→ **Exercise requirements**: Print all of the data exactly as written.
[START OF Dataset excerpts]
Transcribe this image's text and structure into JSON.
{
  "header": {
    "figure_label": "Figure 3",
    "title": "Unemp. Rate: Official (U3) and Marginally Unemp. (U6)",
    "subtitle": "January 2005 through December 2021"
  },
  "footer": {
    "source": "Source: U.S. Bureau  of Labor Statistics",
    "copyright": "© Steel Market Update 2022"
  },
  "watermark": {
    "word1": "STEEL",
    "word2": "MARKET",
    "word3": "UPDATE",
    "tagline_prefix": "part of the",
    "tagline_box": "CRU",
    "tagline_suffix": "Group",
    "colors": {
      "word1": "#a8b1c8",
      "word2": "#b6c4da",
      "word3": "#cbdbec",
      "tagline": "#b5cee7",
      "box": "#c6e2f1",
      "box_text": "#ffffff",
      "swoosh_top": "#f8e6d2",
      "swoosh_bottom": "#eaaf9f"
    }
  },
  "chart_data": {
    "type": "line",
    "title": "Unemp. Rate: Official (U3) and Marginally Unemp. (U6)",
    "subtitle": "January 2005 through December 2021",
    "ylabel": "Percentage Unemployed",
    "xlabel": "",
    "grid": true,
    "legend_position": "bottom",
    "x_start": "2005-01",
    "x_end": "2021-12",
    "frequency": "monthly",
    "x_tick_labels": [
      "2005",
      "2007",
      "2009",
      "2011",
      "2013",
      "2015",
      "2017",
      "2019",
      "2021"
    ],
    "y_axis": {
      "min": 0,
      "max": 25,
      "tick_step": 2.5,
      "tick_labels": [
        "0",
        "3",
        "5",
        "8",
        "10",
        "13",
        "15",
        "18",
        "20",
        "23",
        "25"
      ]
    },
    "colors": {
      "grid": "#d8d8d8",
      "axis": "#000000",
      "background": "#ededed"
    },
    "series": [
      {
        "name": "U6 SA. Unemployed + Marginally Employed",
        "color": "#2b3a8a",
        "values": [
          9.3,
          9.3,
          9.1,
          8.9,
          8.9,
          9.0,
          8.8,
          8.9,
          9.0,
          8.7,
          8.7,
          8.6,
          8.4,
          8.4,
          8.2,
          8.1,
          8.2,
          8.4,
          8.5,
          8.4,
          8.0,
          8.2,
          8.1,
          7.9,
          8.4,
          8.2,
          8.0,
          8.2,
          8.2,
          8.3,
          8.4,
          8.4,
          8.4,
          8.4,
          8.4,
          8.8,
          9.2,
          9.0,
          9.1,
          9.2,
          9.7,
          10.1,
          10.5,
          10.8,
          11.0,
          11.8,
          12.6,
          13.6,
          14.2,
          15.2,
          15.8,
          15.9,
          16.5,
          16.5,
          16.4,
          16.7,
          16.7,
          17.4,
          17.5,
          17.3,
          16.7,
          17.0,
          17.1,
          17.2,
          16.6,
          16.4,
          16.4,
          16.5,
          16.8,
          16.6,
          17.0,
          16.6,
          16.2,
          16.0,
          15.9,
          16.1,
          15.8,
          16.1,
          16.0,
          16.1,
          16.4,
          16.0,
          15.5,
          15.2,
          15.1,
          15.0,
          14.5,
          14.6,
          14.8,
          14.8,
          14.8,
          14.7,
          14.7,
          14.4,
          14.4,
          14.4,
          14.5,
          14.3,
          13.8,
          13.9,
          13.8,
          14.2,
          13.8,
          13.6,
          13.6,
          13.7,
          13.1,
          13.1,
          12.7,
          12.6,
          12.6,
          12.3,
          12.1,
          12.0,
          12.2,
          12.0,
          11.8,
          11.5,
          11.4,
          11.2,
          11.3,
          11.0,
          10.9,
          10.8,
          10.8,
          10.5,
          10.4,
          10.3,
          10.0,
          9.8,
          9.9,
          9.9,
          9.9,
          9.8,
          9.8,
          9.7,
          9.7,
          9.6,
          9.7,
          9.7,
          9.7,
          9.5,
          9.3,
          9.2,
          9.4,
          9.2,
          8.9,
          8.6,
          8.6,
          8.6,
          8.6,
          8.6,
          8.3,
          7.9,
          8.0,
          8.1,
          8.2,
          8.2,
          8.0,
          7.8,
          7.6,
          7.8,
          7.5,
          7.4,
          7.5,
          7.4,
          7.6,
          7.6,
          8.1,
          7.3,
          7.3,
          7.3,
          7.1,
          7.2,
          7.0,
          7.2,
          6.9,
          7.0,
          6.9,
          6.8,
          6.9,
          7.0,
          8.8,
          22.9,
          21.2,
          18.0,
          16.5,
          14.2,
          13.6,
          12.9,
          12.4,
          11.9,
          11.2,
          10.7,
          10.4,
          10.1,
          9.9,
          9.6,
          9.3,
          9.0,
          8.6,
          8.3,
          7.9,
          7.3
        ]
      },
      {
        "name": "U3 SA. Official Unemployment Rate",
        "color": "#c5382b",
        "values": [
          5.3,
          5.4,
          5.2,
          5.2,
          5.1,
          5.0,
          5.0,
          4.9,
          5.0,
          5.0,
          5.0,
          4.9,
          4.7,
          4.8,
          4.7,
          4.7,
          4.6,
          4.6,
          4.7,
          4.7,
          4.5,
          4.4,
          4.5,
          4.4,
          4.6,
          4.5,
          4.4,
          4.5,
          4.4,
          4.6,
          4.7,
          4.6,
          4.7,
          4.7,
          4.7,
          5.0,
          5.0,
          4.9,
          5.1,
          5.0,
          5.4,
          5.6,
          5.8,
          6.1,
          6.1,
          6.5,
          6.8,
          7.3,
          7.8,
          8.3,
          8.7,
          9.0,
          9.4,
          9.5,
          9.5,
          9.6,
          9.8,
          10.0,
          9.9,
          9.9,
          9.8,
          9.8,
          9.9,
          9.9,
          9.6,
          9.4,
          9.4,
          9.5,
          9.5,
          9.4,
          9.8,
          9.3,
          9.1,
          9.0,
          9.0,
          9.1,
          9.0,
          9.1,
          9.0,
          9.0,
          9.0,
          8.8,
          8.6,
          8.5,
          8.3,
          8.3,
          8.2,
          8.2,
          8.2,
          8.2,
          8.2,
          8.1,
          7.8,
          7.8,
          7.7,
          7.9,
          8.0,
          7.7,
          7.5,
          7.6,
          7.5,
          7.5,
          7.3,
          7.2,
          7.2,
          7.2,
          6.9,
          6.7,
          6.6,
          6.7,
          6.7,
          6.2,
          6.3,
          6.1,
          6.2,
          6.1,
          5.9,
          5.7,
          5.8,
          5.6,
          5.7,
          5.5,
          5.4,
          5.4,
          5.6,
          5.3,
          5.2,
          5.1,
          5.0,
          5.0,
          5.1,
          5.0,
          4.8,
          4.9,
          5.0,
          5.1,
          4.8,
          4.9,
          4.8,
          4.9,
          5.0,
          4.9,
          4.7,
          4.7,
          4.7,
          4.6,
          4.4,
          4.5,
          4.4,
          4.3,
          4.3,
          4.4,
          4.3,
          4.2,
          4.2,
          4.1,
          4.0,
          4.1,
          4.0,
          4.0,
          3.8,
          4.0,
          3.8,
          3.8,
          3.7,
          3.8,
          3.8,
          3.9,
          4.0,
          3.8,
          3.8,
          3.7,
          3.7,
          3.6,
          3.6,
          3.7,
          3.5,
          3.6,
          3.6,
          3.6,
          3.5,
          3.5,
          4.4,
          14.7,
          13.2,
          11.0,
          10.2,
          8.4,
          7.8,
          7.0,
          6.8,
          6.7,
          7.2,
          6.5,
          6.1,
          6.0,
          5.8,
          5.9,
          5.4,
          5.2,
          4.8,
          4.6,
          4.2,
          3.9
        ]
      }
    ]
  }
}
[END OF Dataset excerpts]
→ **Written response**:
Transcribe this image's text and structure into JSON.
{
  "header": {
    "figure_label": "Figure 3",
    "title": "Unemp. Rate: Official (U3) and Marginally Unemp. (U6)",
    "subtitle": "January 2005 through December 2021"
  },
  "footer": {
    "source": "Source: U.S. Bureau  of Labor Statistics",
    "copyright": "© Steel Market Update 2022"
  },
  "watermark": {
    "word1": "STEEL",
    "word2": "MARKET",
    "word3": "UPDATE",
    "tagline_prefix": "part of the",
    "tagline_box": "CRU",
    "tagline_suffix": "Group",
    "colors": {
      "word1": "#a8b1c8",
      "word2": "#b6c4da",
      "word3": "#cbdbec",
      "tagline": "#b5cee7",
      "box": "#c6e2f1",
      "box_text": "#ffffff",
      "swoosh_top": "#f8e6d2",
      "swoosh_bottom": "#eaaf9f"
    }
  },
  "chart_data": {
    "type": "line",
    "title": "Unemp. Rate: Official (U3) and Marginally Unemp. (U6)",
    "subtitle": "January 2005 through December 2021",
    "ylabel": "Percentage Unemployed",
    "xlabel": "",
    "grid": true,
    "legend_position": "bottom",
    "x_start": "2005-01",
    "x_end": "2021-12",
    "frequency": "monthly",
    "x_tick_labels": [
      "2005",
      "2007",
      "2009",
      "2011",
      "2013",
      "2015",
      "2017",
      "2019",
      "2021"
    ],
    "y_axis": {
      "min": 0,
      "max": 25,
      "tick_step": 2.5,
      "tick_labels": [
        "0",
        "3",
        "5",
        "8",
        "10",
        "13",
        "15",
        "18",
        "20",
        "23",
        "25"
      ]
    },
    "colors": {
      "grid": "#d8d8d8",
      "axis": "#000000",
      "background": "#ededed"
    },
    "series": [
      {
        "name": "U6 SA. Unemployed + Marginally Employed",
        "color": "#2b3a8a",
        "values": [
          9.3,
          9.3,
          9.1,
          8.9,
          8.9,
          9.0,
          8.8,
          8.9,
          9.0,
          8.7,
          8.7,
          8.6,
          8.4,
          8.4,
          8.2,
          8.1,
          8.2,
          8.4,
          8.5,
          8.4,
          8.0,
          8.2,
          8.1,
          7.9,
          8.4,
          8.2,
          8.0,
          8.2,
          8.2,
          8.3,
          8.4,
          8.4,
          8.4,
          8.4,
          8.4,
          8.8,
          9.2,
          9.0,
          9.1,
          9.2,
          9.7,
          10.1,
          10.5,
          10.8,
          11.0,
          11.8,
          12.6,
          13.6,
          14.2,
          15.2,
          15.8,
          15.9,
          16.5,
          16.5,
          16.4,
          16.7,
          16.7,
          17.4,
          17.5,
          17.3,
          16.7,
          17.0,
          17.1,
          17.2,
          16.6,
          16.4,
          16.4,
          16.5,
          16.8,
          16.6,
          17.0,
          16.6,
          16.2,
          16.0,
          15.9,
          16.1,
          15.8,
          16.1,
          16.0,
          16.1,
          16.4,
          16.0,
          15.5,
          15.2,
          15.1,
          15.0,
          14.5,
          14.6,
          14.8,
          14.8,
          14.8,
          14.7,
          14.7,
          14.4,
          14.4,
          14.4,
          14.5,
          14.3,
          13.8,
          13.9,
          13.8,
          14.2,
          13.8,
          13.6,
          13.6,
          13.7,
          13.1,
          13.1,
          12.7,
          12.6,
          12.6,
          12.3,
          12.1,
          12.0,
          12.2,
          12.0,
          11.8,
          11.5,
          11.4,
          11.2,
          11.3,
          11.0,
          10.9,
          10.8,
          10.8,
          10.5,
          10.4,
          10.3,
          10.0,
          9.8,
          9.9,
          9.9,
          9.9,
          9.8,
          9.8,
          9.7,
          9.7,
          9.6,
          9.7,
          9.7,
          9.7,
          9.5,
          9.3,
          9.2,
          9.4,
          9.2,
          8.9,
          8.6,
          8.6,
          8.6,
          8.6,
          8.6,
          8.3,
          7.9,
          8.0,
          8.1,
          8.2,
          8.2,
          8.0,
          7.8,
          7.6,
          7.8,
          7.5,
          7.4,
          7.5,
          7.4,
          7.6,
          7.6,
          8.1,
          7.3,
          7.3,
          7.3,
          7.1,
          7.2,
          7.0,
          7.2,
          6.9,
          7.0,
          6.9,
          6.8,
          6.9,
          7.0,
          8.8,
          22.9,
          21.2,
          18.0,
          16.5,
          14.2,
          13.6,
          12.9,
          12.4,
          11.9,
          11.2,
          10.7,
          10.4,
          10.1,
          9.9,
          9.6,
          9.3,
          9.0,
          8.6,
          8.3,
          7.9,
          7.3
        ]
      },
      {
        "name": "U3 SA. Official Unemployment Rate",
        "color": "#c5382b",
        "values": [
          5.3,
          5.4,
          5.2,
          5.2,
          5.1,
          5.0,
          5.0,
          4.9,
          5.0,
          5.0,
          5.0,
          4.9,
          4.7,
          4.8,
          4.7,
          4.7,
          4.6,
          4.6,
          4.7,
          4.7,
          4.5,
          4.4,
          4.5,
          4.4,
          4.6,
          4.5,
          4.4,
          4.5,
          4.4,
          4.6,
          4.7,
          4.6,
          4.7,
          4.7,
          4.7,
          5.0,
          5.0,
          4.9,
          5.1,
          5.0,
          5.4,
          5.6,
          5.8,
          6.1,
          6.1,
          6.5,
          6.8,
          7.3,
          7.8,
          8.3,
          8.7,
          9.0,
          9.4,
          9.5,
          9.5,
          9.6,
          9.8,
          10.0,
          9.9,
          9.9,
          9.8,
          9.8,
          9.9,
          9.9,
          9.6,
          9.4,
          9.4,
          9.5,
          9.5,
          9.4,
          9.8,
          9.3,
          9.1,
          9.0,
          9.0,
          9.1,
          9.0,
          9.1,
          9.0,
          9.0,
          9.0,
          8.8,
          8.6,
          8.5,
          8.3,
          8.3,
          8.2,
          8.2,
          8.2,
          8.2,
          8.2,
          8.1,
          7.8,
          7.8,
          7.7,
          7.9,
          8.0,
          7.7,
          7.5,
          7.6,
          7.5,
          7.5,
          7.3,
          7.2,
          7.2,
          7.2,
          6.9,
          6.7,
          6.6,
          6.7,
          6.7,
          6.2,
          6.3,
          6.1,
          6.2,
          6.1,
          5.9,
          5.7,
          5.8,
          5.6,
          5.7,
          5.5,
          5.4,
          5.4,
          5.6,
          5.3,
          5.2,
          5.1,
          5.0,
          5.0,
          5.1,
          5.0,
          4.8,
          4.9,
          5.0,
          5.1,
          4.8,
          4.9,
          4.8,
          4.9,
          5.0,
          4.9,
          4.7,
          4.7,
          4.7,
          4.6,
          4.4,
          4.5,
          4.4,
          4.3,
          4.3,
          4.4,
          4.3,
          4.2,
          4.2,
          4.1,
          4.0,
          4.1,
          4.0,
          4.0,
          3.8,
          4.0,
          3.8,
          3.8,
          3.7,
          3.8,
          3.8,
          3.9,
          4.0,
          3.8,
          3.8,
          3.7,
          3.7,
          3.6,
          3.6,
          3.7,
          3.5,
          3.6,
          3.6,
          3.6,
          3.5,
          3.5,
          4.4,
          14.7,
          13.2,
          11.0,
          10.2,
          8.4,
          7.8,
          7.0,
          6.8,
          6.7,
          7.2,
          6.5,
          6.1,
          6.0,
          5.8,
          5.9,
          5.4,
          5.2,
          4.8,
          4.6,
          4.2,
          3.9
        ]
      }
    ]
  }
}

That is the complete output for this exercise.